→ **Task requirements**: Of the lines below, count those containing the word "Convert". Reply with the number alone.

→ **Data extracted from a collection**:

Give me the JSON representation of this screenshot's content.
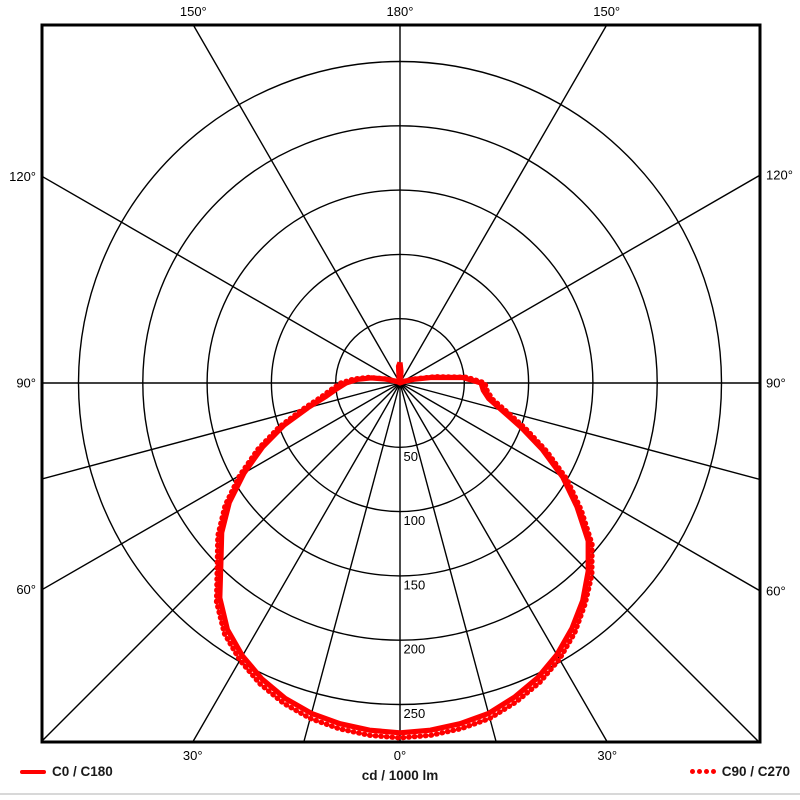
{
  "chart_data": {
    "type": "polar-line",
    "description": "Photometric luminous intensity distribution (polar candela plot)",
    "units_label": "cd / 1000 lm",
    "ring_values": [
      50,
      100,
      150,
      200,
      250
    ],
    "ring_unit_step": 50,
    "radial_line_angles": [
      -150,
      -120,
      -90,
      -75,
      -60,
      -45,
      -30,
      -15,
      0,
      15,
      30,
      45,
      60,
      75,
      90,
      120,
      150,
      180
    ],
    "angle_labels": [
      {
        "text": "180°",
        "angle": 180
      },
      {
        "text": "150°",
        "angle": -150
      },
      {
        "text": "150°",
        "angle": 150
      },
      {
        "text": "120°",
        "angle": -120
      },
      {
        "text": "120°",
        "angle": 120
      },
      {
        "text": "90°",
        "angle": -90
      },
      {
        "text": "90°",
        "angle": 90
      },
      {
        "text": "60°",
        "angle": -60
      },
      {
        "text": "60°",
        "angle": 60
      },
      {
        "text": "30°",
        "angle": -30
      },
      {
        "text": "30°",
        "angle": 30
      },
      {
        "text": "0°",
        "angle": 0
      }
    ],
    "series": [
      {
        "name": "C0 / C180",
        "style": "solid",
        "color": "#ff0000",
        "points": [
          [
            -180,
            16
          ],
          [
            -175,
            13
          ],
          [
            -170,
            4
          ],
          [
            -165,
            1
          ],
          [
            -160,
            0
          ],
          [
            -155,
            0
          ],
          [
            -150,
            0
          ],
          [
            -145,
            0
          ],
          [
            -140,
            0
          ],
          [
            -135,
            0
          ],
          [
            -130,
            0
          ],
          [
            -125,
            0
          ],
          [
            -120,
            1
          ],
          [
            -115,
            2
          ],
          [
            -110,
            5
          ],
          [
            -105,
            12
          ],
          [
            -100,
            23
          ],
          [
            -95,
            33
          ],
          [
            -90,
            42
          ],
          [
            -85,
            49
          ],
          [
            -80,
            58
          ],
          [
            -75,
            74
          ],
          [
            -70,
            96
          ],
          [
            -65,
            118
          ],
          [
            -60,
            140
          ],
          [
            -55,
            162
          ],
          [
            -50,
            181
          ],
          [
            -45,
            197
          ],
          [
            -40,
            218
          ],
          [
            -35,
            234
          ],
          [
            -30,
            245
          ],
          [
            -25,
            254
          ],
          [
            -20,
            261
          ],
          [
            -15,
            266
          ],
          [
            -10,
            269
          ],
          [
            -5,
            271
          ],
          [
            0,
            272
          ],
          [
            5,
            271
          ],
          [
            10,
            269
          ],
          [
            15,
            266
          ],
          [
            20,
            260
          ],
          [
            25,
            253
          ],
          [
            30,
            244
          ],
          [
            35,
            233
          ],
          [
            40,
            221
          ],
          [
            45,
            207
          ],
          [
            50,
            191
          ],
          [
            55,
            168
          ],
          [
            60,
            146
          ],
          [
            65,
            122
          ],
          [
            70,
            100
          ],
          [
            75,
            82
          ],
          [
            80,
            70
          ],
          [
            85,
            65
          ],
          [
            90,
            63
          ],
          [
            95,
            49
          ],
          [
            100,
            25
          ],
          [
            105,
            11
          ],
          [
            110,
            4
          ],
          [
            115,
            1
          ],
          [
            120,
            0
          ],
          [
            125,
            0
          ],
          [
            130,
            0
          ],
          [
            135,
            0
          ],
          [
            140,
            0
          ],
          [
            145,
            0
          ],
          [
            150,
            0
          ],
          [
            155,
            0
          ],
          [
            160,
            0
          ],
          [
            165,
            0
          ],
          [
            170,
            2
          ],
          [
            175,
            9
          ],
          [
            180,
            16
          ]
        ]
      },
      {
        "name": "C90 / C270",
        "style": "dotted",
        "color": "#ff0000",
        "points": [
          [
            -180,
            14
          ],
          [
            -175,
            11
          ],
          [
            -170,
            3
          ],
          [
            -165,
            0
          ],
          [
            -160,
            0
          ],
          [
            -155,
            0
          ],
          [
            -150,
            0
          ],
          [
            -145,
            0
          ],
          [
            -140,
            0
          ],
          [
            -135,
            0
          ],
          [
            -130,
            0
          ],
          [
            -125,
            0
          ],
          [
            -120,
            1
          ],
          [
            -115,
            3
          ],
          [
            -110,
            6
          ],
          [
            -105,
            13
          ],
          [
            -100,
            25
          ],
          [
            -95,
            36
          ],
          [
            -90,
            46
          ],
          [
            -85,
            53
          ],
          [
            -80,
            62
          ],
          [
            -75,
            78
          ],
          [
            -70,
            100
          ],
          [
            -65,
            122
          ],
          [
            -60,
            144
          ],
          [
            -55,
            166
          ],
          [
            -50,
            185
          ],
          [
            -45,
            201
          ],
          [
            -40,
            222
          ],
          [
            -35,
            238
          ],
          [
            -30,
            249
          ],
          [
            -25,
            258
          ],
          [
            -20,
            265
          ],
          [
            -15,
            270
          ],
          [
            -10,
            273
          ],
          [
            -5,
            275
          ],
          [
            0,
            276
          ],
          [
            5,
            275
          ],
          [
            10,
            273
          ],
          [
            15,
            270
          ],
          [
            20,
            264
          ],
          [
            25,
            257
          ],
          [
            30,
            248
          ],
          [
            35,
            237
          ],
          [
            40,
            224
          ],
          [
            45,
            211
          ],
          [
            50,
            195
          ],
          [
            55,
            172
          ],
          [
            60,
            150
          ],
          [
            65,
            126
          ],
          [
            70,
            104
          ],
          [
            75,
            86
          ],
          [
            80,
            73
          ],
          [
            85,
            68
          ],
          [
            90,
            66
          ],
          [
            95,
            52
          ],
          [
            100,
            28
          ],
          [
            105,
            13
          ],
          [
            110,
            5
          ],
          [
            115,
            1
          ],
          [
            120,
            0
          ],
          [
            125,
            0
          ],
          [
            130,
            0
          ],
          [
            135,
            0
          ],
          [
            140,
            0
          ],
          [
            145,
            0
          ],
          [
            150,
            0
          ],
          [
            155,
            0
          ],
          [
            160,
            0
          ],
          [
            165,
            0
          ],
          [
            170,
            2
          ],
          [
            175,
            8
          ],
          [
            180,
            14
          ]
        ]
      }
    ],
    "legend": [
      {
        "label": "C0 / C180",
        "style": "solid"
      },
      {
        "label": "C90 / C270",
        "style": "dotted"
      }
    ],
    "grid_color": "#000000",
    "separator_color": "#d8d8d8"
  }
}
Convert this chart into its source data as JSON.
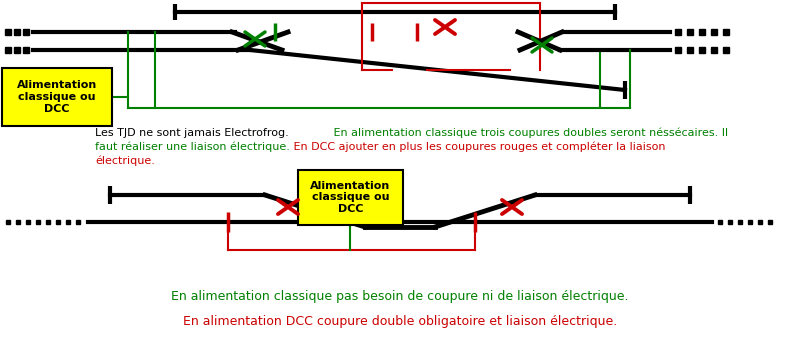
{
  "bg_color": "#ffffff",
  "color_black": "#000000",
  "color_green": "#008000",
  "color_red": "#cc0000",
  "color_yellow": "#ffff00",
  "label_alim": "Alimentation\nclassique ou\nDCC",
  "text_black": "Les TJD ne sont jamais Electrofrog.",
  "text_green_1": " En alimentation classique trois coupures doubles seront néssécaires. Il",
  "text_green_2": "faut réaliser une liaison électrique.",
  "text_red_1": " En DCC ajouter en plus les coupures rouges et compléter la liaison",
  "text_red_2": "électrique.",
  "text_bottom_green": "En alimentation classique pas besoin de coupure ni de liaison électrique.",
  "text_bottom_red": "En alimentation DCC coupure double obligatoire et liaison électrique."
}
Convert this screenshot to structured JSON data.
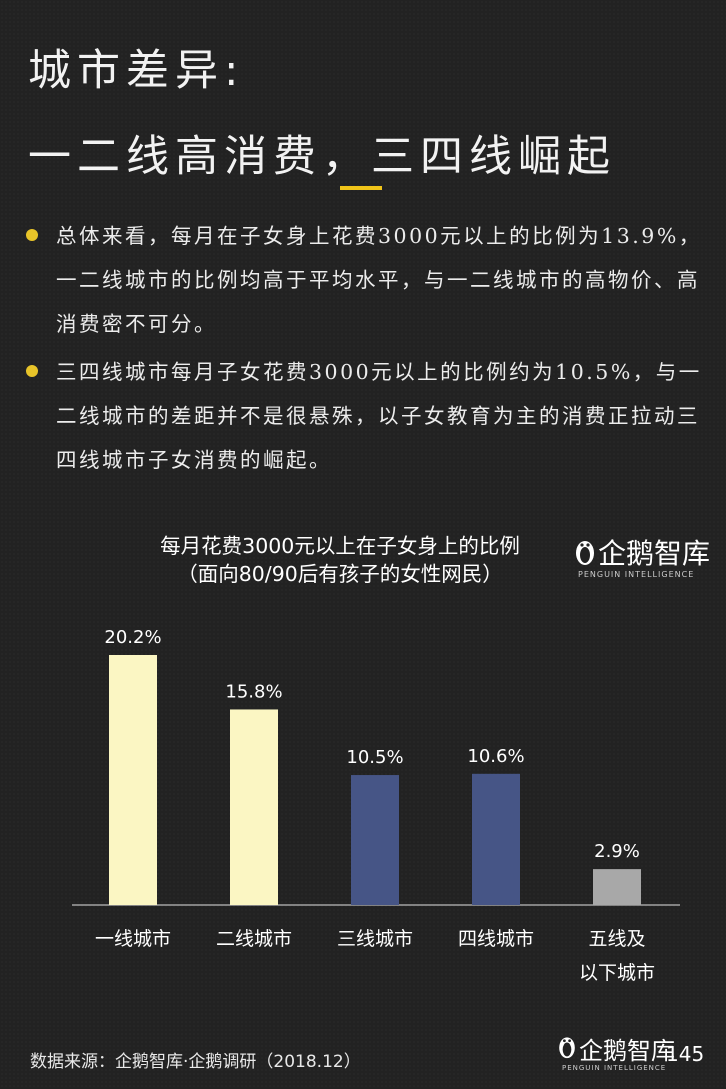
{
  "header": {
    "title_line1": "城市差异:",
    "title_line2": "一二线高消费，三四线崛起"
  },
  "bullets": [
    {
      "text": "总体来看，每月在子女身上花费3000元以上的比例为13.9%，一二线城市的比例均高于平均水平，与一二线城市的高物价、高消费密不可分。"
    },
    {
      "text": "三四线城市每月子女花费3000元以上的比例约为10.5%，与一二线城市的差距并不是很悬殊，以子女教育为主的消费正拉动三四线城市子女消费的崛起。"
    }
  ],
  "logo": {
    "name": "企鹅智库",
    "sub": "PENGUIN INTELLIGENCE"
  },
  "chart_data": {
    "type": "bar",
    "title": "每月花费3000元以上在子女身上的比例",
    "subtitle": "（面向80/90后有孩子的女性网民）",
    "categories": [
      [
        "一线城市"
      ],
      [
        "二线城市"
      ],
      [
        "三线城市"
      ],
      [
        "四线城市"
      ],
      [
        "五线及",
        "以下城市"
      ]
    ],
    "values": [
      20.2,
      15.8,
      10.5,
      10.6,
      2.9
    ],
    "value_labels": [
      "20.2%",
      "15.8%",
      "10.5%",
      "10.6%",
      "2.9%"
    ],
    "colors": [
      "#fbf6c3",
      "#fbf6c3",
      "#465586",
      "#465586",
      "#a8a8a8"
    ],
    "ylim": [
      0,
      20.2
    ],
    "grid": false
  },
  "footer": {
    "source": "数据来源：企鹅智库·企鹅调研（2018.12）",
    "page_number": "145"
  }
}
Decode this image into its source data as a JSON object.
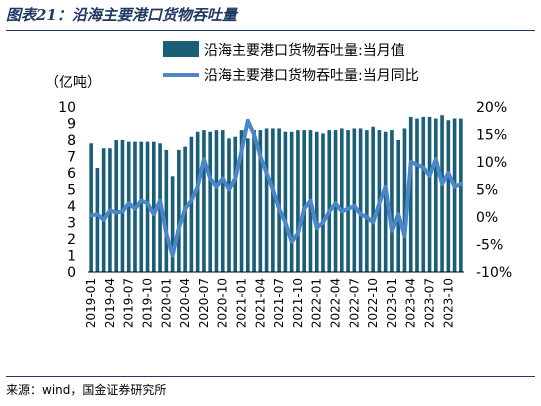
{
  "header": {
    "title": "图表21：沿海主要港口货物吞吐量"
  },
  "footer": {
    "source": "来源：wind，国金证券研究所"
  },
  "chart_data": {
    "type": "bar",
    "y_left_unit": "（亿吨）",
    "y_left_lim": [
      0,
      10
    ],
    "y_left_ticks": [
      "0",
      "1",
      "2",
      "3",
      "4",
      "5",
      "6",
      "7",
      "8",
      "9",
      "10"
    ],
    "y_right_lim": [
      -10,
      20
    ],
    "y_right_ticks": [
      "-10%",
      "-5%",
      "0%",
      "5%",
      "10%",
      "15%",
      "20%"
    ],
    "x_tick_labels": [
      "2019-01",
      "2019-04",
      "2019-07",
      "2019-10",
      "2020-01",
      "2020-04",
      "2020-07",
      "2020-10",
      "2021-01",
      "2021-04",
      "2021-07",
      "2021-10",
      "2022-01",
      "2022-04",
      "2022-07",
      "2022-10",
      "2023-01",
      "2023-04",
      "2023-07",
      "2023-10"
    ],
    "categories": [
      "2019-01",
      "2019-02",
      "2019-03",
      "2019-04",
      "2019-05",
      "2019-06",
      "2019-07",
      "2019-08",
      "2019-09",
      "2019-10",
      "2019-11",
      "2019-12",
      "2020-01",
      "2020-02",
      "2020-03",
      "2020-04",
      "2020-05",
      "2020-06",
      "2020-07",
      "2020-08",
      "2020-09",
      "2020-10",
      "2020-11",
      "2020-12",
      "2021-01",
      "2021-02",
      "2021-03",
      "2021-04",
      "2021-05",
      "2021-06",
      "2021-07",
      "2021-08",
      "2021-09",
      "2021-10",
      "2021-11",
      "2021-12",
      "2022-01",
      "2022-02",
      "2022-03",
      "2022-04",
      "2022-05",
      "2022-06",
      "2022-07",
      "2022-08",
      "2022-09",
      "2022-10",
      "2022-11",
      "2022-12",
      "2023-01",
      "2023-02",
      "2023-03",
      "2023-04",
      "2023-05",
      "2023-06",
      "2023-07",
      "2023-08",
      "2023-09",
      "2023-10",
      "2023-11",
      "2023-12"
    ],
    "series": [
      {
        "name": "沿海主要港口货物吞吐量:当月值",
        "axis": "left",
        "color": "#1b5e78",
        "values": [
          7.8,
          6.3,
          7.5,
          7.5,
          8.0,
          8.0,
          7.9,
          7.9,
          7.9,
          7.9,
          7.9,
          7.8,
          7.4,
          5.8,
          7.4,
          7.6,
          8.2,
          8.5,
          8.6,
          8.5,
          8.6,
          8.6,
          8.1,
          8.2,
          8.6,
          8.1,
          8.6,
          8.6,
          8.7,
          8.7,
          8.7,
          8.5,
          8.5,
          8.6,
          8.6,
          8.6,
          8.5,
          8.4,
          8.6,
          8.6,
          8.7,
          8.6,
          8.7,
          8.7,
          8.6,
          8.8,
          8.6,
          8.5,
          8.6,
          8.0,
          8.7,
          9.4,
          9.3,
          9.4,
          9.4,
          9.3,
          9.5,
          9.2,
          9.3,
          9.3
        ]
      },
      {
        "name": "沿海主要港口货物吞吐量:当月同比",
        "axis": "right",
        "color": "#4a86c8",
        "values": [
          0.3,
          0.5,
          -0.5,
          1.2,
          0.8,
          1.0,
          2.5,
          1.5,
          3.0,
          2.5,
          0.5,
          3.0,
          -3.0,
          -7.0,
          -2.0,
          1.5,
          3.0,
          5.5,
          10.5,
          7.0,
          5.5,
          7.0,
          5.0,
          7.0,
          12.0,
          17.5,
          15.0,
          11.0,
          8.0,
          5.0,
          1.5,
          -1.0,
          -4.5,
          -3.0,
          1.5,
          3.0,
          -2.0,
          -1.0,
          1.0,
          2.5,
          1.0,
          1.5,
          2.0,
          0.5,
          0.0,
          -1.0,
          2.5,
          5.5,
          -2.5,
          0.5,
          -3.5,
          10.0,
          9.5,
          9.0,
          7.5,
          10.5,
          6.0,
          8.0,
          5.5,
          6.0
        ]
      }
    ]
  }
}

→ **Solution to this exercise**: 2